>> BEGIN Given records
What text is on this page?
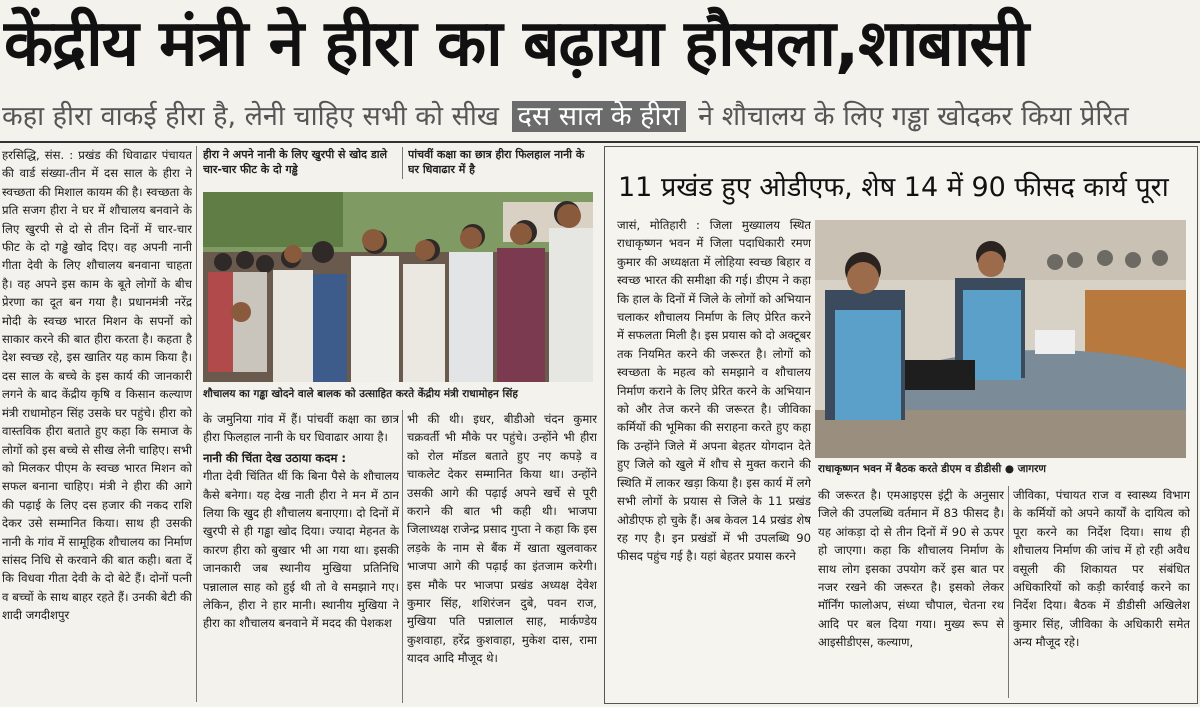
केंद्रीय मंत्री ने हीरा का बढ़ाया हौसला,शाबासी
कहा हीरा वाकई हीरा है, लेनी चाहिए सभी को सीख दस साल के हीरा ने शौचालय के लिए गड्ढा खोदकर किया प्रेरित

हरसिद्धि, संस. : प्रखंड की धिवाढार पंचायत की वार्ड संख्या-तीन में दस साल के हीरा ने स्वच्छता की मिशाल कायम की है। स्वच्छता के प्रति सजग हीरा ने घर में शौचालय बनवाने के लिए खुरपी से दो से तीन दिनों में चार-चार फीट के दो गड्ढे खोद दिए। वह अपनी नानी गीता देवी के लिए शौचालय बनवाना चाहता है। वह अपने इस काम के बूते लोगों के बीच प्रेरणा का दूत बन गया है। प्रधानमंत्री नरेंद्र मोदी के स्वच्छ भारत मिशन के सपनों को साकार करने की बात हीरा करता है। कहता है देश स्वच्छ रहे, इस खातिर यह काम किया है। दस साल के बच्चे के इस कार्य की जानकारी लगने के बाद केंद्रीय कृषि व किसान कल्याण मंत्री राधामोहन सिंह उसके घर पहुंचे। हीरा को वास्तविक हीरा बताते हुए कहा कि समाज के लोगों को इस बच्चे से सीख लेनी चाहिए। सभी को मिलकर पीएम के स्वच्छ भारत मिशन को सफल बनाना चाहिए। मंत्री ने हीरा की आगे की पढ़ाई के लिए दस हजार की नकद राशि देकर उसे सम्मानित किया। साथ ही उसकी नानी के गांव में सामूहिक शौचालय का निर्माण सांसद निधि से करवाने की बात कही। बता दें कि विधवा गीता देवी के दो बेटे हैं। दोनों पत्नी व बच्चों के साथ बाहर रहते हैं। उनकी बेटी की शादी जगदीशपुर

हीरा ने अपने नानी के लिए खुरपी से खोद डाले चार-चार फीट के दो गड्ढे
पांचवीं कक्षा का छात्र हीरा फिलहाल नानी के घर धिवाढार में है
शौचालय का गड्ढा खोदने वाले बालक को उत्साहित करते केंद्रीय मंत्री राधामोहन सिंह

के जमुनिया गांव में हैं। पांचवीं कक्षा का छात्र हीरा फिलहाल नानी के घर धिवाढार आया है।

नानी की चिंता देख उठाया कदम :

गीता देवी चिंतित थीं कि बिना पैसे के शौचालय कैसे बनेगा। यह देख नाती हीरा ने मन में ठान लिया कि खुद ही शौचालय बनाएगा। दो दिनों में खुरपी से ही गड्ढा खोद दिया। ज्यादा मेहनत के कारण हीरा को बुखार भी आ गया था। इसकी जानकारी जब स्थानीय मुखिया प्रतिनिधि पन्नालाल साह को हुई थी तो वे समझाने गए। लेकिन, हीरा ने हार मानी। स्थानीय मुखिया ने हीरा का शौचालय बनवाने में मदद की पेशकश

भी की थी। इधर, बीडीओ चंदन कुमार चक्रवर्ती भी मौके पर पहुंचे। उन्होंने भी हीरा को रोल मॉडल बताते हुए नए कपड़े व चाकलेट देकर सम्मानित किया था। उन्होंने उसकी आगे की पढ़ाई अपने खर्चे से पूरी कराने की बात भी कही थी। भाजपा जिलाध्यक्ष राजेन्द्र प्रसाद गुप्ता ने कहा कि इस लड़के के नाम से बैंक में खाता खुलवाकर भाजपा आगे की पढ़ाई का इंतजाम करेगी। इस मौके पर भाजपा प्रखंड अध्यक्ष देवेश कुमार सिंह, शशिरंजन दुबे, पवन राज, मुखिया पति पन्नालाल साह, मार्कण्डेय कुशवाहा, हरेंद्र कुशवाहा, मुकेश दास, रामा यादव आदि मौजूद थे।

11 प्रखंड हुए ओडीएफ, शेष 14 में 90 फीसद कार्य पूरा

जासं, मोतिहारी : जिला मुख्यालय स्थित राधाकृष्णन भवन में जिला पदाधिकारी रमण कुमार की अध्यक्षता में लोहिया स्वच्छ बिहार व स्वच्छ भारत की समीक्षा की गई। डीएम ने कहा कि हाल के दिनों में जिले के लोगों को अभियान चलाकर शौचालय निर्माण के लिए प्रेरित करने में सफलता मिली है। इस प्रयास को दो अक्टूबर तक नियमित करने की जरूरत है। लोगों को स्वच्छता के महत्व को समझाने व शौचालय निर्माण कराने के लिए प्रेरित करने के अभियान को और तेज करने की जरूरत है। जीविका कर्मियों की भूमिका की सराहना करते हुए कहा कि उन्होंने जिले में अपना बेहतर योगदान देते हुए जिले को खुले में शौच से मुक्त कराने की स्थिति में लाकर खड़ा किया है। इस कार्य में लगे सभी लोगों के प्रयास से जिले के 11 प्रखंड ओडीएफ हो चुके हैं। अब केवल 14 प्रखंड शेष रह गए है। इन प्रखंडों में भी उपलब्धि 90 फीसद पहुंच गई है। यहां बेहतर प्रयास करने

राधाकृष्णन भवन में बैठक करते डीएम व डीडीसी ● जागरण

की जरूरत है। एमआइएस इंट्री के अनुसार जिले की उपलब्धि वर्तमान में 83 फीसद है। यह आंकड़ा दो से तीन दिनों में 90 से ऊपर हो जाएगा। कहा कि शौचालय निर्माण के साथ लोग इसका उपयोग करें इस बात पर नजर रखने की जरूरत है। इसको लेकर मॉर्निंग फालोअप, संध्या चौपाल, चेतना रथ आदि पर बल दिया गया। मुख्य रूप से आइसीडीएस, कल्याण,

जीविका, पंचायत राज व स्वास्थ्य विभाग के कर्मियों को अपने कार्यों के दायित्व को पूरा करने का निर्देश दिया। साथ ही शौचालय निर्माण की जांच में हो रही अवैध वसूली की शिकायत पर संबंधित अधिकारियों को कड़ी कार्रवाई करने का निर्देश दिया। बैठक में डीडीसी अखिलेश कुमार सिंह, जीविका के अधिकारी समेत अन्य मौजूद रहे।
>> END Given records
◆ **Task prompt**: Print the listing above in full, exactly as written. Omit any pictures.

◆ **The answer**:
What text is on this page?
केंद्रीय मंत्री ने हीरा का बढ़ाया हौसला,शाबासी
कहा हीरा वाकई हीरा है, लेनी चाहिए सभी को सीख दस साल के हीरा ने शौचालय के लिए गड्ढा खोदकर किया प्रेरित

हरसिद्धि, संस. : प्रखंड की धिवाढार पंचायत की वार्ड संख्या-तीन में दस साल के हीरा ने स्वच्छता की मिशाल कायम की है। स्वच्छता के प्रति सजग हीरा ने घर में शौचालय बनवाने के लिए खुरपी से दो से तीन दिनों में चार-चार फीट के दो गड्ढे खोद दिए। वह अपनी नानी गीता देवी के लिए शौचालय बनवाना चाहता है। वह अपने इस काम के बूते लोगों के बीच प्रेरणा का दूत बन गया है। प्रधानमंत्री नरेंद्र मोदी के स्वच्छ भारत मिशन के सपनों को साकार करने की बात हीरा करता है। कहता है देश स्वच्छ रहे, इस खातिर यह काम किया है। दस साल के बच्चे के इस कार्य की जानकारी लगने के बाद केंद्रीय कृषि व किसान कल्याण मंत्री राधामोहन सिंह उसके घर पहुंचे। हीरा को वास्तविक हीरा बताते हुए कहा कि समाज के लोगों को इस बच्चे से सीख लेनी चाहिए। सभी को मिलकर पीएम के स्वच्छ भारत मिशन को सफल बनाना चाहिए। मंत्री ने हीरा की आगे की पढ़ाई के लिए दस हजार की नकद राशि देकर उसे सम्मानित किया। साथ ही उसकी नानी के गांव में सामूहिक शौचालय का निर्माण सांसद निधि से करवाने की बात कही। बता दें कि विधवा गीता देवी के दो बेटे हैं। दोनों पत्नी व बच्चों के साथ बाहर रहते हैं। उनकी बेटी की शादी जगदीशपुर

हीरा ने अपने नानी के लिए खुरपी से खोद डाले चार-चार फीट के दो गड्ढे
पांचवीं कक्षा का छात्र हीरा फिलहाल नानी के घर धिवाढार में है
शौचालय का गड्ढा खोदने वाले बालक को उत्साहित करते केंद्रीय मंत्री राधामोहन सिंह

के जमुनिया गांव में हैं। पांचवीं कक्षा का छात्र हीरा फिलहाल नानी के घर धिवाढार आया है।

नानी की चिंता देख उठाया कदम :

गीता देवी चिंतित थीं कि बिना पैसे के शौचालय कैसे बनेगा। यह देख नाती हीरा ने मन में ठान लिया कि खुद ही शौचालय बनाएगा। दो दिनों में खुरपी से ही गड्ढा खोद दिया। ज्यादा मेहनत के कारण हीरा को बुखार भी आ गया था। इसकी जानकारी जब स्थानीय मुखिया प्रतिनिधि पन्नालाल साह को हुई थी तो वे समझाने गए। लेकिन, हीरा ने हार मानी। स्थानीय मुखिया ने हीरा का शौचालय बनवाने में मदद की पेशकश

भी की थी। इधर, बीडीओ चंदन कुमार चक्रवर्ती भी मौके पर पहुंचे। उन्होंने भी हीरा को रोल मॉडल बताते हुए नए कपड़े व चाकलेट देकर सम्मानित किया था। उन्होंने उसकी आगे की पढ़ाई अपने खर्चे से पूरी कराने की बात भी कही थी। भाजपा जिलाध्यक्ष राजेन्द्र प्रसाद गुप्ता ने कहा कि इस लड़के के नाम से बैंक में खाता खुलवाकर भाजपा आगे की पढ़ाई का इंतजाम करेगी। इस मौके पर भाजपा प्रखंड अध्यक्ष देवेश कुमार सिंह, शशिरंजन दुबे, पवन राज, मुखिया पति पन्नालाल साह, मार्कण्डेय कुशवाहा, हरेंद्र कुशवाहा, मुकेश दास, रामा यादव आदि मौजूद थे।

11 प्रखंड हुए ओडीएफ, शेष 14 में 90 फीसद कार्य पूरा

जासं, मोतिहारी : जिला मुख्यालय स्थित राधाकृष्णन भवन में जिला पदाधिकारी रमण कुमार की अध्यक्षता में लोहिया स्वच्छ बिहार व स्वच्छ भारत की समीक्षा की गई। डीएम ने कहा कि हाल के दिनों में जिले के लोगों को अभियान चलाकर शौचालय निर्माण के लिए प्रेरित करने में सफलता मिली है। इस प्रयास को दो अक्टूबर तक नियमित करने की जरूरत है। लोगों को स्वच्छता के महत्व को समझाने व शौचालय निर्माण कराने के लिए प्रेरित करने के अभियान को और तेज करने की जरूरत है। जीविका कर्मियों की भूमिका की सराहना करते हुए कहा कि उन्होंने जिले में अपना बेहतर योगदान देते हुए जिले को खुले में शौच से मुक्त कराने की स्थिति में लाकर खड़ा किया है। इस कार्य में लगे सभी लोगों के प्रयास से जिले के 11 प्रखंड ओडीएफ हो चुके हैं। अब केवल 14 प्रखंड शेष रह गए है। इन प्रखंडों में भी उपलब्धि 90 फीसद पहुंच गई है। यहां बेहतर प्रयास करने

राधाकृष्णन भवन में बैठक करते डीएम व डीडीसी ● जागरण

की जरूरत है। एमआइएस इंट्री के अनुसार जिले की उपलब्धि वर्तमान में 83 फीसद है। यह आंकड़ा दो से तीन दिनों में 90 से ऊपर हो जाएगा। कहा कि शौचालय निर्माण के साथ लोग इसका उपयोग करें इस बात पर नजर रखने की जरूरत है। इसको लेकर मॉर्निंग फालोअप, संध्या चौपाल, चेतना रथ आदि पर बल दिया गया। मुख्य रूप से आइसीडीएस, कल्याण,

जीविका, पंचायत राज व स्वास्थ्य विभाग के कर्मियों को अपने कार्यों के दायित्व को पूरा करने का निर्देश दिया। साथ ही शौचालय निर्माण की जांच में हो रही अवैध वसूली की शिकायत पर संबंधित अधिकारियों को कड़ी कार्रवाई करने का निर्देश दिया। बैठक में डीडीसी अखिलेश कुमार सिंह, जीविका के अधिकारी समेत अन्य मौजूद रहे।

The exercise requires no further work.